Records from a collection of figures
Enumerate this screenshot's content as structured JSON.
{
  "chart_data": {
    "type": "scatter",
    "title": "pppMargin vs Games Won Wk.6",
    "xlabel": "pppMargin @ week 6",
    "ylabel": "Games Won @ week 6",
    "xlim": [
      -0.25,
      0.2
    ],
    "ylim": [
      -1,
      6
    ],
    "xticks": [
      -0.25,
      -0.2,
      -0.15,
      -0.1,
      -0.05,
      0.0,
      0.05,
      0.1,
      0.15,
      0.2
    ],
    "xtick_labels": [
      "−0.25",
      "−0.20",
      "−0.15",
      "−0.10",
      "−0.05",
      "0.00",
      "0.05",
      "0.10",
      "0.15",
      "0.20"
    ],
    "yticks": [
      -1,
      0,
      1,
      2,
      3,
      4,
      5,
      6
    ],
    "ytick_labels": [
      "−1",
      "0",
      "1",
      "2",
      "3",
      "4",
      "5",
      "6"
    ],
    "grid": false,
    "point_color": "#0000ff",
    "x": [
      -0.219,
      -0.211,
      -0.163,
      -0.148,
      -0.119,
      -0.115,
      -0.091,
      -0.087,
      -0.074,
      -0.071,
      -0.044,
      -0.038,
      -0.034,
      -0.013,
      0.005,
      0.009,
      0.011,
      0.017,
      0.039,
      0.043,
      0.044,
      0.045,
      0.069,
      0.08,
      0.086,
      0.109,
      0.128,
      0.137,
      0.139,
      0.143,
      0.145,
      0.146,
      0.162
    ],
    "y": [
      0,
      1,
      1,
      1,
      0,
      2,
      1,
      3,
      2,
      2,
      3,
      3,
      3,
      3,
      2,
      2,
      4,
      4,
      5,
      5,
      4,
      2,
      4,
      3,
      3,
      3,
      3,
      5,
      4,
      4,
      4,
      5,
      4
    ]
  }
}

Exercise details:
Make an exact copy of the records.

Output for this exercise:
Enumerate this screenshot's content as structured JSON.
{
  "chart_data": {
    "type": "scatter",
    "title": "pppMargin vs Games Won Wk.6",
    "xlabel": "pppMargin @ week 6",
    "ylabel": "Games Won @ week 6",
    "xlim": [
      -0.25,
      0.2
    ],
    "ylim": [
      -1,
      6
    ],
    "xticks": [
      -0.25,
      -0.2,
      -0.15,
      -0.1,
      -0.05,
      0.0,
      0.05,
      0.1,
      0.15,
      0.2
    ],
    "xtick_labels": [
      "−0.25",
      "−0.20",
      "−0.15",
      "−0.10",
      "−0.05",
      "0.00",
      "0.05",
      "0.10",
      "0.15",
      "0.20"
    ],
    "yticks": [
      -1,
      0,
      1,
      2,
      3,
      4,
      5,
      6
    ],
    "ytick_labels": [
      "−1",
      "0",
      "1",
      "2",
      "3",
      "4",
      "5",
      "6"
    ],
    "grid": false,
    "point_color": "#0000ff",
    "x": [
      -0.219,
      -0.211,
      -0.163,
      -0.148,
      -0.119,
      -0.115,
      -0.091,
      -0.087,
      -0.074,
      -0.071,
      -0.044,
      -0.038,
      -0.034,
      -0.013,
      0.005,
      0.009,
      0.011,
      0.017,
      0.039,
      0.043,
      0.044,
      0.045,
      0.069,
      0.08,
      0.086,
      0.109,
      0.128,
      0.137,
      0.139,
      0.143,
      0.145,
      0.146,
      0.162
    ],
    "y": [
      0,
      1,
      1,
      1,
      0,
      2,
      1,
      3,
      2,
      2,
      3,
      3,
      3,
      3,
      2,
      2,
      4,
      4,
      5,
      5,
      4,
      2,
      4,
      3,
      3,
      3,
      3,
      5,
      4,
      4,
      4,
      5,
      4
    ]
  }
}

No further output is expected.